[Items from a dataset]
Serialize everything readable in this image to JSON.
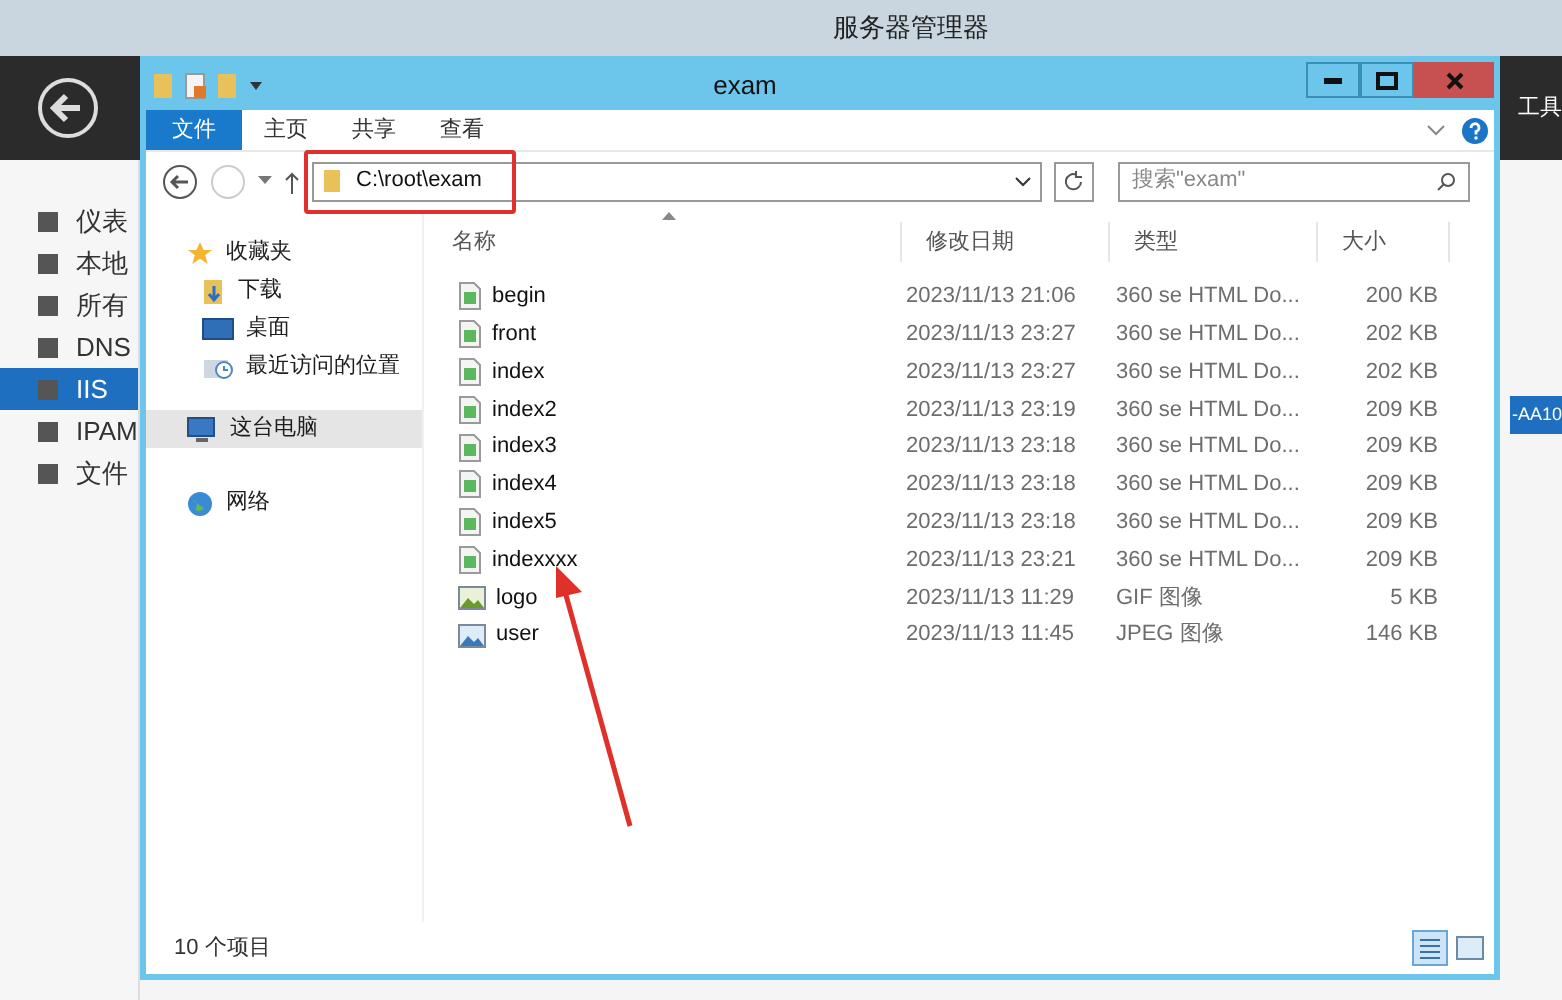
{
  "server_manager": {
    "title": "服务器管理器",
    "tools_menu": "工具",
    "selected_row": "-AA10",
    "sidebar": [
      {
        "label": "仪表",
        "selected": false
      },
      {
        "label": "本地",
        "selected": false
      },
      {
        "label": "所有",
        "selected": false
      },
      {
        "label": "DNS",
        "selected": false
      },
      {
        "label": "IIS",
        "selected": true
      },
      {
        "label": "IPAM",
        "selected": false
      },
      {
        "label": "文件",
        "selected": false
      }
    ]
  },
  "explorer": {
    "title": "exam",
    "ribbon_tabs": [
      {
        "label": "文件",
        "selected": true
      },
      {
        "label": "主页",
        "selected": false
      },
      {
        "label": "共享",
        "selected": false
      },
      {
        "label": "查看",
        "selected": false
      }
    ],
    "address": "C:\\root\\exam",
    "search": {
      "placeholder": "搜索\"exam\""
    },
    "nav": [
      {
        "label": "收藏夹",
        "kind": "favorites",
        "selected": false,
        "children": [
          {
            "label": "下载",
            "kind": "downloads",
            "selected": false
          },
          {
            "label": "桌面",
            "kind": "desktop",
            "selected": false
          },
          {
            "label": "最近访问的位置",
            "kind": "recent",
            "selected": false
          }
        ]
      },
      {
        "label": "这台电脑",
        "kind": "computer",
        "selected": true
      },
      {
        "label": "网络",
        "kind": "network",
        "selected": false
      }
    ],
    "columns": [
      "名称",
      "修改日期",
      "类型",
      "大小"
    ],
    "files": [
      {
        "name": "begin",
        "modified": "2023/11/13 21:06",
        "type": "360 se HTML Do...",
        "size": "200 KB",
        "kind": "html"
      },
      {
        "name": "front",
        "modified": "2023/11/13 23:27",
        "type": "360 se HTML Do...",
        "size": "202 KB",
        "kind": "html"
      },
      {
        "name": "index",
        "modified": "2023/11/13 23:27",
        "type": "360 se HTML Do...",
        "size": "202 KB",
        "kind": "html"
      },
      {
        "name": "index2",
        "modified": "2023/11/13 23:19",
        "type": "360 se HTML Do...",
        "size": "209 KB",
        "kind": "html"
      },
      {
        "name": "index3",
        "modified": "2023/11/13 23:18",
        "type": "360 se HTML Do...",
        "size": "209 KB",
        "kind": "html"
      },
      {
        "name": "index4",
        "modified": "2023/11/13 23:18",
        "type": "360 se HTML Do...",
        "size": "209 KB",
        "kind": "html"
      },
      {
        "name": "index5",
        "modified": "2023/11/13 23:18",
        "type": "360 se HTML Do...",
        "size": "209 KB",
        "kind": "html"
      },
      {
        "name": "indexxxx",
        "modified": "2023/11/13 23:21",
        "type": "360 se HTML Do...",
        "size": "209 KB",
        "kind": "html"
      },
      {
        "name": "logo",
        "modified": "2023/11/13 11:29",
        "type": "GIF 图像",
        "size": "5 KB",
        "kind": "gif"
      },
      {
        "name": "user",
        "modified": "2023/11/13 11:45",
        "type": "JPEG 图像",
        "size": "146 KB",
        "kind": "jpeg"
      }
    ],
    "status": "10 个项目"
  }
}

◆ Problem to solve: From the records given above, copy all lines containing "modified".

◆ Solution to this task:
        "modified": "2023/11/13 21:06",
        "modified": "2023/11/13 23:27",
        "modified": "2023/11/13 23:27",
        "modified": "2023/11/13 23:19",
        "modified": "2023/11/13 23:18",
        "modified": "2023/11/13 23:18",
        "modified": "2023/11/13 23:18",
        "modified": "2023/11/13 23:21",
        "modified": "2023/11/13 11:29",
        "modified": "2023/11/13 11:45",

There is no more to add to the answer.